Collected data
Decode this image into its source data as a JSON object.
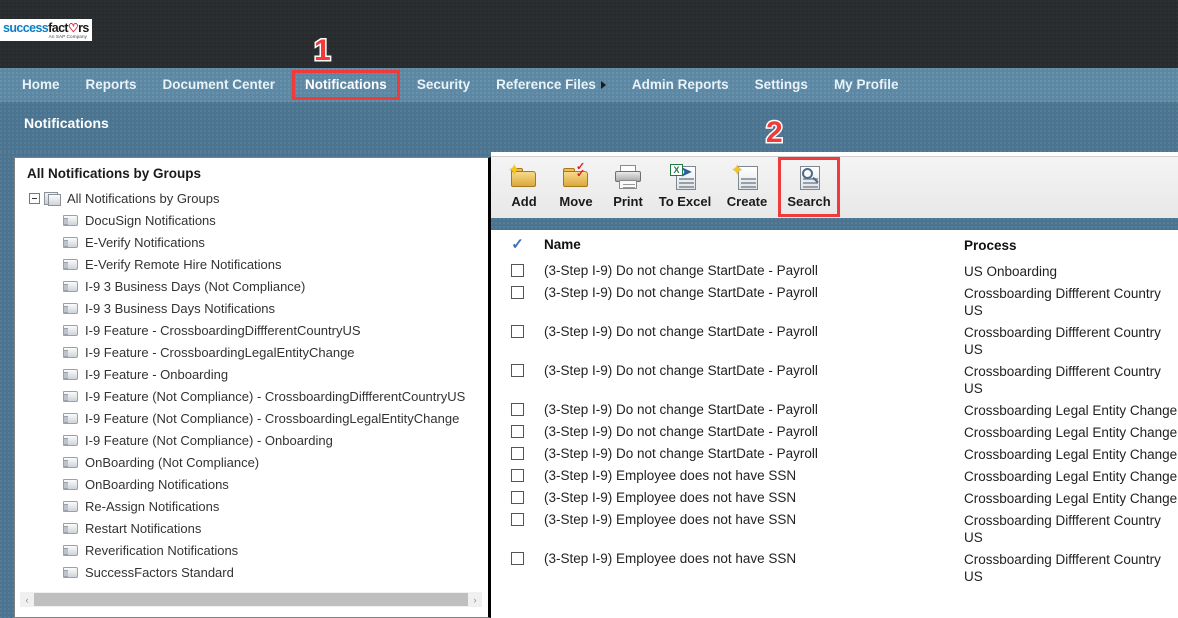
{
  "app": {
    "logo_main_1": "success",
    "logo_main_2": "factors",
    "logo_sub": "An SAP Company"
  },
  "nav": {
    "items": [
      {
        "label": "Home",
        "highlighted": false,
        "caret": false
      },
      {
        "label": "Reports",
        "highlighted": false,
        "caret": false
      },
      {
        "label": "Document Center",
        "highlighted": false,
        "caret": false
      },
      {
        "label": "Notifications",
        "highlighted": true,
        "caret": false
      },
      {
        "label": "Security",
        "highlighted": false,
        "caret": false
      },
      {
        "label": "Reference Files",
        "highlighted": false,
        "caret": true
      },
      {
        "label": "Admin Reports",
        "highlighted": false,
        "caret": false
      },
      {
        "label": "Settings",
        "highlighted": false,
        "caret": false
      },
      {
        "label": "My Profile",
        "highlighted": false,
        "caret": false
      }
    ]
  },
  "page": {
    "title": "Notifications"
  },
  "annotations": [
    {
      "number": "1",
      "target": "Notifications nav tab"
    },
    {
      "number": "2",
      "target": "Search toolbar button"
    }
  ],
  "tree": {
    "header": "All Notifications by Groups",
    "root": {
      "label": "All Notifications by Groups",
      "icon": "stacked-pages-icon",
      "expanded": true
    },
    "items": [
      "DocuSign Notifications",
      "E-Verify Notifications",
      "E-Verify Remote Hire Notifications",
      "I-9 3 Business Days (Not Compliance)",
      "I-9 3 Business Days Notifications",
      "I-9 Feature - CrossboardingDiffferentCountryUS",
      "I-9 Feature - CrossboardingLegalEntityChange",
      "I-9 Feature - Onboarding",
      "I-9 Feature (Not Compliance) - CrossboardingDiffferentCountryUS",
      "I-9 Feature (Not Compliance) - CrossboardingLegalEntityChange",
      "I-9 Feature (Not Compliance) - Onboarding",
      "OnBoarding (Not Compliance)",
      "OnBoarding Notifications",
      "Re-Assign Notifications",
      "Restart Notifications",
      "Reverification Notifications",
      "SuccessFactors Standard"
    ],
    "scroll_left_arrow": "‹",
    "scroll_right_arrow": "›"
  },
  "toolbar": {
    "buttons": [
      {
        "label": "Add",
        "icon": "add-folder-icon",
        "highlighted": false
      },
      {
        "label": "Move",
        "icon": "move-folder-icon",
        "highlighted": false
      },
      {
        "label": "Print",
        "icon": "printer-icon",
        "highlighted": false
      },
      {
        "label": "To Excel",
        "icon": "excel-export-icon",
        "highlighted": false
      },
      {
        "label": "Create",
        "icon": "create-document-icon",
        "highlighted": false
      },
      {
        "label": "Search",
        "icon": "search-document-icon",
        "highlighted": true
      }
    ]
  },
  "grid": {
    "select_all_mark": "✓",
    "columns": {
      "name": "Name",
      "process": "Process"
    },
    "rows": [
      {
        "name": "(3-Step I-9) Do not change StartDate - Payroll",
        "process": "US Onboarding",
        "checked": false
      },
      {
        "name": "(3-Step I-9) Do not change StartDate - Payroll",
        "process": "Crossboarding Diffferent Country US",
        "checked": false
      },
      {
        "name": "(3-Step I-9) Do not change StartDate - Payroll",
        "process": "Crossboarding Diffferent Country US",
        "checked": false
      },
      {
        "name": "(3-Step I-9) Do not change StartDate - Payroll",
        "process": "Crossboarding Diffferent Country US",
        "checked": false
      },
      {
        "name": "(3-Step I-9) Do not change StartDate - Payroll",
        "process": "Crossboarding Legal Entity Change",
        "checked": false
      },
      {
        "name": "(3-Step I-9) Do not change StartDate - Payroll",
        "process": "Crossboarding Legal Entity Change",
        "checked": false
      },
      {
        "name": "(3-Step I-9) Do not change StartDate - Payroll",
        "process": "Crossboarding Legal Entity Change",
        "checked": false
      },
      {
        "name": "(3-Step I-9) Employee does not have SSN",
        "process": "Crossboarding Legal Entity Change",
        "checked": false
      },
      {
        "name": "(3-Step I-9) Employee does not have SSN",
        "process": "Crossboarding Legal Entity Change",
        "checked": false
      },
      {
        "name": "(3-Step I-9) Employee does not have SSN",
        "process": "Crossboarding Diffferent Country US",
        "checked": false
      },
      {
        "name": "(3-Step I-9) Employee does not have SSN",
        "process": "Crossboarding Diffferent Country US",
        "checked": false
      }
    ]
  },
  "colors": {
    "header_dark": "#282c2f",
    "nav_blue": "#5c88a4",
    "panel_blue": "#4b7491",
    "annotation_red": "#ef3b3b",
    "link_light": "#e9f3fa"
  }
}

Directive —
Transcribe the records word for word and include no pictures.

Correct answer —
Decode this image into its source data as a JSON object.
{
  "app": {
    "logo_main_1": "success",
    "logo_main_2": "factors",
    "logo_sub": "An SAP Company"
  },
  "nav": {
    "items": [
      {
        "label": "Home",
        "highlighted": false,
        "caret": false
      },
      {
        "label": "Reports",
        "highlighted": false,
        "caret": false
      },
      {
        "label": "Document Center",
        "highlighted": false,
        "caret": false
      },
      {
        "label": "Notifications",
        "highlighted": true,
        "caret": false
      },
      {
        "label": "Security",
        "highlighted": false,
        "caret": false
      },
      {
        "label": "Reference Files",
        "highlighted": false,
        "caret": true
      },
      {
        "label": "Admin Reports",
        "highlighted": false,
        "caret": false
      },
      {
        "label": "Settings",
        "highlighted": false,
        "caret": false
      },
      {
        "label": "My Profile",
        "highlighted": false,
        "caret": false
      }
    ]
  },
  "page": {
    "title": "Notifications"
  },
  "annotations": [
    {
      "number": "1",
      "target": "Notifications nav tab"
    },
    {
      "number": "2",
      "target": "Search toolbar button"
    }
  ],
  "tree": {
    "header": "All Notifications by Groups",
    "root": {
      "label": "All Notifications by Groups",
      "icon": "stacked-pages-icon",
      "expanded": true
    },
    "items": [
      "DocuSign Notifications",
      "E-Verify Notifications",
      "E-Verify Remote Hire Notifications",
      "I-9 3 Business Days (Not Compliance)",
      "I-9 3 Business Days Notifications",
      "I-9 Feature - CrossboardingDiffferentCountryUS",
      "I-9 Feature - CrossboardingLegalEntityChange",
      "I-9 Feature - Onboarding",
      "I-9 Feature (Not Compliance) - CrossboardingDiffferentCountryUS",
      "I-9 Feature (Not Compliance) - CrossboardingLegalEntityChange",
      "I-9 Feature (Not Compliance) - Onboarding",
      "OnBoarding (Not Compliance)",
      "OnBoarding Notifications",
      "Re-Assign Notifications",
      "Restart Notifications",
      "Reverification Notifications",
      "SuccessFactors Standard"
    ],
    "scroll_left_arrow": "‹",
    "scroll_right_arrow": "›"
  },
  "toolbar": {
    "buttons": [
      {
        "label": "Add",
        "icon": "add-folder-icon",
        "highlighted": false
      },
      {
        "label": "Move",
        "icon": "move-folder-icon",
        "highlighted": false
      },
      {
        "label": "Print",
        "icon": "printer-icon",
        "highlighted": false
      },
      {
        "label": "To Excel",
        "icon": "excel-export-icon",
        "highlighted": false
      },
      {
        "label": "Create",
        "icon": "create-document-icon",
        "highlighted": false
      },
      {
        "label": "Search",
        "icon": "search-document-icon",
        "highlighted": true
      }
    ]
  },
  "grid": {
    "select_all_mark": "✓",
    "columns": {
      "name": "Name",
      "process": "Process"
    },
    "rows": [
      {
        "name": "(3-Step I-9) Do not change StartDate - Payroll",
        "process": "US Onboarding",
        "checked": false
      },
      {
        "name": "(3-Step I-9) Do not change StartDate - Payroll",
        "process": "Crossboarding Diffferent Country US",
        "checked": false
      },
      {
        "name": "(3-Step I-9) Do not change StartDate - Payroll",
        "process": "Crossboarding Diffferent Country US",
        "checked": false
      },
      {
        "name": "(3-Step I-9) Do not change StartDate - Payroll",
        "process": "Crossboarding Diffferent Country US",
        "checked": false
      },
      {
        "name": "(3-Step I-9) Do not change StartDate - Payroll",
        "process": "Crossboarding Legal Entity Change",
        "checked": false
      },
      {
        "name": "(3-Step I-9) Do not change StartDate - Payroll",
        "process": "Crossboarding Legal Entity Change",
        "checked": false
      },
      {
        "name": "(3-Step I-9) Do not change StartDate - Payroll",
        "process": "Crossboarding Legal Entity Change",
        "checked": false
      },
      {
        "name": "(3-Step I-9) Employee does not have SSN",
        "process": "Crossboarding Legal Entity Change",
        "checked": false
      },
      {
        "name": "(3-Step I-9) Employee does not have SSN",
        "process": "Crossboarding Legal Entity Change",
        "checked": false
      },
      {
        "name": "(3-Step I-9) Employee does not have SSN",
        "process": "Crossboarding Diffferent Country US",
        "checked": false
      },
      {
        "name": "(3-Step I-9) Employee does not have SSN",
        "process": "Crossboarding Diffferent Country US",
        "checked": false
      }
    ]
  },
  "colors": {
    "header_dark": "#282c2f",
    "nav_blue": "#5c88a4",
    "panel_blue": "#4b7491",
    "annotation_red": "#ef3b3b",
    "link_light": "#e9f3fa"
  }
}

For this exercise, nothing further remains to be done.